-- EXERCISE TASK --
Retype all of the data. Every line must match exactly.
#### AVAILABLE DATA ####
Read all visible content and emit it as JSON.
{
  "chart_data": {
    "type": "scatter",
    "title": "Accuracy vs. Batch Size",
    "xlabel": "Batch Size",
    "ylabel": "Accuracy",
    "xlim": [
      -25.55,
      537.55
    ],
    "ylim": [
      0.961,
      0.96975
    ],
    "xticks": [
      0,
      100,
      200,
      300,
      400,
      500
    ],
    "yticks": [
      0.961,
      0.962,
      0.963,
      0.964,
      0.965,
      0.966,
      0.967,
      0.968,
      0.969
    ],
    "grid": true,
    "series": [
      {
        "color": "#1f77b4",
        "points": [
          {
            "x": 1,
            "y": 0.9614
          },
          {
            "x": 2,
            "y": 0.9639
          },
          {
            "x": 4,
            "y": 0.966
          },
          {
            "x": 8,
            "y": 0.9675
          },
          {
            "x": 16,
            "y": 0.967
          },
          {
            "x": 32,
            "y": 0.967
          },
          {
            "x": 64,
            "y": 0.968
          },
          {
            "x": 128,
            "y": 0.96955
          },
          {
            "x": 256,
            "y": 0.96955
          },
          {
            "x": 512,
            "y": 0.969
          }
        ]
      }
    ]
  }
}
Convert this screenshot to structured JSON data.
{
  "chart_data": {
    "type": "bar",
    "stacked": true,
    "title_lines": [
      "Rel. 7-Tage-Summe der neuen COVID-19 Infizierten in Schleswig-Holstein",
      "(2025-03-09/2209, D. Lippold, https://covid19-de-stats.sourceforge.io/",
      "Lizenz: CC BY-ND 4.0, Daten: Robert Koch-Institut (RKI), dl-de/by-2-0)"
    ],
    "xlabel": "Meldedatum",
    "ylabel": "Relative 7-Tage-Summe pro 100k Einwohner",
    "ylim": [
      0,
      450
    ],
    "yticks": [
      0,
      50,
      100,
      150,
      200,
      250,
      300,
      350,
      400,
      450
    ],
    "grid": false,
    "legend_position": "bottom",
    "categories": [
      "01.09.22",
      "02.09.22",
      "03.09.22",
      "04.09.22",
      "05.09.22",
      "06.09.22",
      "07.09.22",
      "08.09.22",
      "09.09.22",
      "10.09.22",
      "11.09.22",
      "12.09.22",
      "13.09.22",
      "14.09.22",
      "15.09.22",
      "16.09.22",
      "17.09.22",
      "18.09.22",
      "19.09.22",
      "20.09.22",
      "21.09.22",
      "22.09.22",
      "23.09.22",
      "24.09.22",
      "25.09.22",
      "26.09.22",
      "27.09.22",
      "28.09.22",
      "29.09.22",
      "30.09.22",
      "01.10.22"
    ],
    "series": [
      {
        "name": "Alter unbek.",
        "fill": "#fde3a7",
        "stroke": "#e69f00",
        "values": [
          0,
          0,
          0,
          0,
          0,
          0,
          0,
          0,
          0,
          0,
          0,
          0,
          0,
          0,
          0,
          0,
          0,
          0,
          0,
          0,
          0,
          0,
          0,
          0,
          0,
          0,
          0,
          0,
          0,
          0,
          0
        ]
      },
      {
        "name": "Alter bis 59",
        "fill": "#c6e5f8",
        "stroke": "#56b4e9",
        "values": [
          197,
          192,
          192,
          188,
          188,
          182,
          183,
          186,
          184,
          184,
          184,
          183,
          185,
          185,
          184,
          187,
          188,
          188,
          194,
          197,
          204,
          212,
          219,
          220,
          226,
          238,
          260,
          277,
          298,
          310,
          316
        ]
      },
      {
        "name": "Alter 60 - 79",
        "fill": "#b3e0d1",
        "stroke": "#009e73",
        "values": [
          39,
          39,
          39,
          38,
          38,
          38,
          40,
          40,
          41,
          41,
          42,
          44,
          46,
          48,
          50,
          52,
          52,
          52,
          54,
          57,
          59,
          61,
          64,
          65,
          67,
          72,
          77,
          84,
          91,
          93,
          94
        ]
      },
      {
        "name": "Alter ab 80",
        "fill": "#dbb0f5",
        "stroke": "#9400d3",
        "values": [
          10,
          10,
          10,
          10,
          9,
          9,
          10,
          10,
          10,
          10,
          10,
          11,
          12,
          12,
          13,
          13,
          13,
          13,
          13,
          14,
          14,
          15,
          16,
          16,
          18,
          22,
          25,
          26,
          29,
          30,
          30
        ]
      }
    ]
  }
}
####
-- TASK RESPONSE --
Read all visible content and emit it as JSON.
{
  "chart_data": {
    "type": "scatter",
    "title": "Accuracy vs. Batch Size",
    "xlabel": "Batch Size",
    "ylabel": "Accuracy",
    "xlim": [
      -25.55,
      537.55
    ],
    "ylim": [
      0.961,
      0.96975
    ],
    "xticks": [
      0,
      100,
      200,
      300,
      400,
      500
    ],
    "yticks": [
      0.961,
      0.962,
      0.963,
      0.964,
      0.965,
      0.966,
      0.967,
      0.968,
      0.969
    ],
    "grid": true,
    "series": [
      {
        "color": "#1f77b4",
        "points": [
          {
            "x": 1,
            "y": 0.9614
          },
          {
            "x": 2,
            "y": 0.9639
          },
          {
            "x": 4,
            "y": 0.966
          },
          {
            "x": 8,
            "y": 0.9675
          },
          {
            "x": 16,
            "y": 0.967
          },
          {
            "x": 32,
            "y": 0.967
          },
          {
            "x": 64,
            "y": 0.968
          },
          {
            "x": 128,
            "y": 0.96955
          },
          {
            "x": 256,
            "y": 0.96955
          },
          {
            "x": 512,
            "y": 0.969
          }
        ]
      }
    ]
  }
}
Convert this screenshot to structured JSON data.
{
  "chart_data": {
    "type": "bar",
    "stacked": true,
    "title_lines": [
      "Rel. 7-Tage-Summe der neuen COVID-19 Infizierten in Schleswig-Holstein",
      "(2025-03-09/2209, D. Lippold, https://covid19-de-stats.sourceforge.io/",
      "Lizenz: CC BY-ND 4.0, Daten: Robert Koch-Institut (RKI), dl-de/by-2-0)"
    ],
    "xlabel": "Meldedatum",
    "ylabel": "Relative 7-Tage-Summe pro 100k Einwohner",
    "ylim": [
      0,
      450
    ],
    "yticks": [
      0,
      50,
      100,
      150,
      200,
      250,
      300,
      350,
      400,
      450
    ],
    "grid": false,
    "legend_position": "bottom",
    "categories": [
      "01.09.22",
      "02.09.22",
      "03.09.22",
      "04.09.22",
      "05.09.22",
      "06.09.22",
      "07.09.22",
      "08.09.22",
      "09.09.22",
      "10.09.22",
      "11.09.22",
      "12.09.22",
      "13.09.22",
      "14.09.22",
      "15.09.22",
      "16.09.22",
      "17.09.22",
      "18.09.22",
      "19.09.22",
      "20.09.22",
      "21.09.22",
      "22.09.22",
      "23.09.22",
      "24.09.22",
      "25.09.22",
      "26.09.22",
      "27.09.22",
      "28.09.22",
      "29.09.22",
      "30.09.22",
      "01.10.22"
    ],
    "series": [
      {
        "name": "Alter unbek.",
        "fill": "#fde3a7",
        "stroke": "#e69f00",
        "values": [
          0,
          0,
          0,
          0,
          0,
          0,
          0,
          0,
          0,
          0,
          0,
          0,
          0,
          0,
          0,
          0,
          0,
          0,
          0,
          0,
          0,
          0,
          0,
          0,
          0,
          0,
          0,
          0,
          0,
          0,
          0
        ]
      },
      {
        "name": "Alter bis 59",
        "fill": "#c6e5f8",
        "stroke": "#56b4e9",
        "values": [
          197,
          192,
          192,
          188,
          188,
          182,
          183,
          186,
          184,
          184,
          184,
          183,
          185,
          185,
          184,
          187,
          188,
          188,
          194,
          197,
          204,
          212,
          219,
          220,
          226,
          238,
          260,
          277,
          298,
          310,
          316
        ]
      },
      {
        "name": "Alter 60 - 79",
        "fill": "#b3e0d1",
        "stroke": "#009e73",
        "values": [
          39,
          39,
          39,
          38,
          38,
          38,
          40,
          40,
          41,
          41,
          42,
          44,
          46,
          48,
          50,
          52,
          52,
          52,
          54,
          57,
          59,
          61,
          64,
          65,
          67,
          72,
          77,
          84,
          91,
          93,
          94
        ]
      },
      {
        "name": "Alter ab 80",
        "fill": "#dbb0f5",
        "stroke": "#9400d3",
        "values": [
          10,
          10,
          10,
          10,
          9,
          9,
          10,
          10,
          10,
          10,
          10,
          11,
          12,
          12,
          13,
          13,
          13,
          13,
          13,
          14,
          14,
          15,
          16,
          16,
          18,
          22,
          25,
          26,
          29,
          30,
          30
        ]
      }
    ]
  }
}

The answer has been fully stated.